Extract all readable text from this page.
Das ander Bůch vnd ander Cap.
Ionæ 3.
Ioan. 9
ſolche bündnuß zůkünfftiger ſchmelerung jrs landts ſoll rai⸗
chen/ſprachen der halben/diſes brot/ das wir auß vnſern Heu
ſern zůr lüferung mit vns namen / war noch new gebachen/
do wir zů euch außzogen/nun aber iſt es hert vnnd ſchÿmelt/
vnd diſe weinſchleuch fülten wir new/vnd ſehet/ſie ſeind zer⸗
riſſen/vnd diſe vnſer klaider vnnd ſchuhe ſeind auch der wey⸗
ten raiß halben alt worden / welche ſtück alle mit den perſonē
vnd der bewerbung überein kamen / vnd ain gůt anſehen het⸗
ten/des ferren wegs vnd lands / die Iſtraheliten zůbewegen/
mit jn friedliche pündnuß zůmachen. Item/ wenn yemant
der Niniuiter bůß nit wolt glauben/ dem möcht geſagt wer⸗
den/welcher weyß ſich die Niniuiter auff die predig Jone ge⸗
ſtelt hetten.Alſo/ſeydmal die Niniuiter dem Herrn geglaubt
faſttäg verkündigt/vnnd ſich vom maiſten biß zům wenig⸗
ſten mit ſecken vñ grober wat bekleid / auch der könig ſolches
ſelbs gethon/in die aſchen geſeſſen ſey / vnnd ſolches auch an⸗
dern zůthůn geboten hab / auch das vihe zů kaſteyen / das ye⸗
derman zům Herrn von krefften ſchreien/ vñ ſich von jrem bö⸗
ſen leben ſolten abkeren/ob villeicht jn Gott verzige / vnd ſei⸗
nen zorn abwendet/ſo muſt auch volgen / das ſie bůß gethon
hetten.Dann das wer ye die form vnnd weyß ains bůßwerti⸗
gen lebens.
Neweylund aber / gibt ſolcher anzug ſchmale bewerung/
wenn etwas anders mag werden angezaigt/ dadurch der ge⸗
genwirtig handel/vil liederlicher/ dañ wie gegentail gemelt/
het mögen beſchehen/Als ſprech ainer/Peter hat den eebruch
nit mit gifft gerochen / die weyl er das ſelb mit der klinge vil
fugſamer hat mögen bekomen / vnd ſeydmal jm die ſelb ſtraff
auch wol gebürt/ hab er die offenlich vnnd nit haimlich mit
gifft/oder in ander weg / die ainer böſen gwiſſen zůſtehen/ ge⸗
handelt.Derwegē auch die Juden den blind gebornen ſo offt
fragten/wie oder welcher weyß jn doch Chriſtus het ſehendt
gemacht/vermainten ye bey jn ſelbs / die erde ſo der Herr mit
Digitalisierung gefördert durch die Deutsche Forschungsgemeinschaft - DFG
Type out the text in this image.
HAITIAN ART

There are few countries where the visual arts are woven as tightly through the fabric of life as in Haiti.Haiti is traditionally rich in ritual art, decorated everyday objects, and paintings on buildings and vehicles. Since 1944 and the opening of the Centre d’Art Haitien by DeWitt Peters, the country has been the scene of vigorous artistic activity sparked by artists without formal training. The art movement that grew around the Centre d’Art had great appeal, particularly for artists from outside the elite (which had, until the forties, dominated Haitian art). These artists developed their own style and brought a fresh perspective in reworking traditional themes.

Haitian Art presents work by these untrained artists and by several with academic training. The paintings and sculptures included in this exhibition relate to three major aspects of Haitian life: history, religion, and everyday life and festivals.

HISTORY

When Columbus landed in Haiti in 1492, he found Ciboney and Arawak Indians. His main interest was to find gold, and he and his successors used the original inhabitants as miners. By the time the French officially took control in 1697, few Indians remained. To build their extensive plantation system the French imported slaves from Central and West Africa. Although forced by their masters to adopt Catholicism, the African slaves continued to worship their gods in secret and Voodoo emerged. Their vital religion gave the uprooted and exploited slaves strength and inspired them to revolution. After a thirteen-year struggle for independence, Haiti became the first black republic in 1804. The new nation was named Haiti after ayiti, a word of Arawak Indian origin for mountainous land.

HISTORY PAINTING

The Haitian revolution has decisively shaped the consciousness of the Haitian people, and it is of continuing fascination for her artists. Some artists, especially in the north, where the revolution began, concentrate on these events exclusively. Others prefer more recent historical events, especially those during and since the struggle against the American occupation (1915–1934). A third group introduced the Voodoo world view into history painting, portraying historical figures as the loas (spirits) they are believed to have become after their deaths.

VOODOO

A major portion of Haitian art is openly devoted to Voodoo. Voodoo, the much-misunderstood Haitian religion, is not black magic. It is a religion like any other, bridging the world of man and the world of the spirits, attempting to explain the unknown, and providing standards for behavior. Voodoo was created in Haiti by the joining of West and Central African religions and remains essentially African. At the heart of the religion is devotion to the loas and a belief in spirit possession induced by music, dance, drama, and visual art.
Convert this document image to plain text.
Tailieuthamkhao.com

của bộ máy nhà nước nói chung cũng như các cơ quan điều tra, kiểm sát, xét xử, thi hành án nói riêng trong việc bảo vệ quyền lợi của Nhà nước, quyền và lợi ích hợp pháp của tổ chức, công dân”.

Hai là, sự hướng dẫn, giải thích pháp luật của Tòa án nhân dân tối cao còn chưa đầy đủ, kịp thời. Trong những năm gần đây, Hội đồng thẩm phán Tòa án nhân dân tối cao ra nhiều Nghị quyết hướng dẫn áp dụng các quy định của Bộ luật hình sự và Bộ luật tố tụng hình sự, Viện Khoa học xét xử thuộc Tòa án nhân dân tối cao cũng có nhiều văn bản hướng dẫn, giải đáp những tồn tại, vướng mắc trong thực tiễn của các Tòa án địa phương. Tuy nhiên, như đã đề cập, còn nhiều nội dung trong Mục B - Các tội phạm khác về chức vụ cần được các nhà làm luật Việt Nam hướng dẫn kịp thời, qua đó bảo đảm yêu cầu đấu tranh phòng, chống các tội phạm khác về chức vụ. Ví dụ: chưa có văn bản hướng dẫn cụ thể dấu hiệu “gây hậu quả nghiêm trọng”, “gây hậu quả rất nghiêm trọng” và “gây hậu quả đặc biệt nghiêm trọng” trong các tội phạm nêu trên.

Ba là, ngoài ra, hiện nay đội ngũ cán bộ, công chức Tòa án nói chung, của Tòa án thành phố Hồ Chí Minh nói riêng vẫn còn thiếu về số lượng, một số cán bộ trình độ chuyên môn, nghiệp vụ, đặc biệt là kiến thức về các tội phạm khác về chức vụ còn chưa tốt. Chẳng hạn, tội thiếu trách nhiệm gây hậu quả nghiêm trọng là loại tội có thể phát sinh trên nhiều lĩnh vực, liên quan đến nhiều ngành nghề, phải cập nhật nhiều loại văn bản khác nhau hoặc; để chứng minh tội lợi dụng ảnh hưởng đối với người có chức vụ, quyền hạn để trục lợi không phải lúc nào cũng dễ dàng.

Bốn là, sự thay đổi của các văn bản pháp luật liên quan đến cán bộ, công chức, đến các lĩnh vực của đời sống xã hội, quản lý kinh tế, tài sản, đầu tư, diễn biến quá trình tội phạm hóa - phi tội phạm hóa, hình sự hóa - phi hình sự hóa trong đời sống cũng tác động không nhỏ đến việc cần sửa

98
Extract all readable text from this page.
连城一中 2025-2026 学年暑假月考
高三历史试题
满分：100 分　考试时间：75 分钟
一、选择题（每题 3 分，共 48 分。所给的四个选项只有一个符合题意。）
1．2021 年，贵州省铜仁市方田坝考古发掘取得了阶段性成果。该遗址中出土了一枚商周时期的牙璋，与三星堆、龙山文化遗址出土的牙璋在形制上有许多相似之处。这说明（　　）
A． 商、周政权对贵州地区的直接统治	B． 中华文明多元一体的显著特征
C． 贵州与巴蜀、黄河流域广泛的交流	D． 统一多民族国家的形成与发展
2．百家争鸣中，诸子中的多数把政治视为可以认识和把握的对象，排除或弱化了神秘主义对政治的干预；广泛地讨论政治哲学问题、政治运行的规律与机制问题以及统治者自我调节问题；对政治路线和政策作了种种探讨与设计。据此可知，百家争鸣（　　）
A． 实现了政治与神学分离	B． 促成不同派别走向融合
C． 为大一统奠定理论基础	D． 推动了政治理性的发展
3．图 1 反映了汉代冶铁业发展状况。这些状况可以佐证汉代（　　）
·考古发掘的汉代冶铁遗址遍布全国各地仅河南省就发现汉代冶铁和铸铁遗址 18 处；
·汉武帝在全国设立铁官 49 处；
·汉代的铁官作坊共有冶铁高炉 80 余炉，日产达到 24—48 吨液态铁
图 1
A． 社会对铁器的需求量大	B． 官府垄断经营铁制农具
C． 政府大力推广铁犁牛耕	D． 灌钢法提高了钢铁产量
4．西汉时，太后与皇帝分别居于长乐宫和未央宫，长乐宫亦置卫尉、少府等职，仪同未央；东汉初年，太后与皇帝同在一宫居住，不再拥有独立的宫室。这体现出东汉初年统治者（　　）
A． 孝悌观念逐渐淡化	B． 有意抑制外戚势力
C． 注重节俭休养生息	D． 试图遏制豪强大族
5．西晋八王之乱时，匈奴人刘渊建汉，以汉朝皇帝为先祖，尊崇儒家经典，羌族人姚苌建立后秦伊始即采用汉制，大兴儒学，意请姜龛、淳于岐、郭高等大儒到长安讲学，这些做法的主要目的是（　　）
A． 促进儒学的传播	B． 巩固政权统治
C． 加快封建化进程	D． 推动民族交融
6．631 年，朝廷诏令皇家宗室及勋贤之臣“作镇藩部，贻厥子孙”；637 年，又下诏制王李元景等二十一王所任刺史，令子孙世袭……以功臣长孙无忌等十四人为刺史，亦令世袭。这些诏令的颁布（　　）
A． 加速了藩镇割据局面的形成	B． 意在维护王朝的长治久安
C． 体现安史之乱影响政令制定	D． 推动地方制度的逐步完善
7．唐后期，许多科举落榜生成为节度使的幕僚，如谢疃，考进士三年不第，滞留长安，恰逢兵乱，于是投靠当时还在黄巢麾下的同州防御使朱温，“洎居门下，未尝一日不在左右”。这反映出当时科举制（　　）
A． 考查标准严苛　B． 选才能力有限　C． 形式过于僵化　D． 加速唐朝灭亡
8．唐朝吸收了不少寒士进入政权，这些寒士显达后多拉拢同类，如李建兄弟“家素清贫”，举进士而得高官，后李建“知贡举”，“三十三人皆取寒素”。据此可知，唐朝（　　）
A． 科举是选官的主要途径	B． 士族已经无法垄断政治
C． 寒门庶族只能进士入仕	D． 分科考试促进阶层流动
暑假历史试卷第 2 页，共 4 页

○ ○ ○ ○ ○ ○ ○

> TASK TO CARRY OUT: In the data above, count the lines where the word "this" appears; reply with the number only.

> OUTPUT BELOW: 5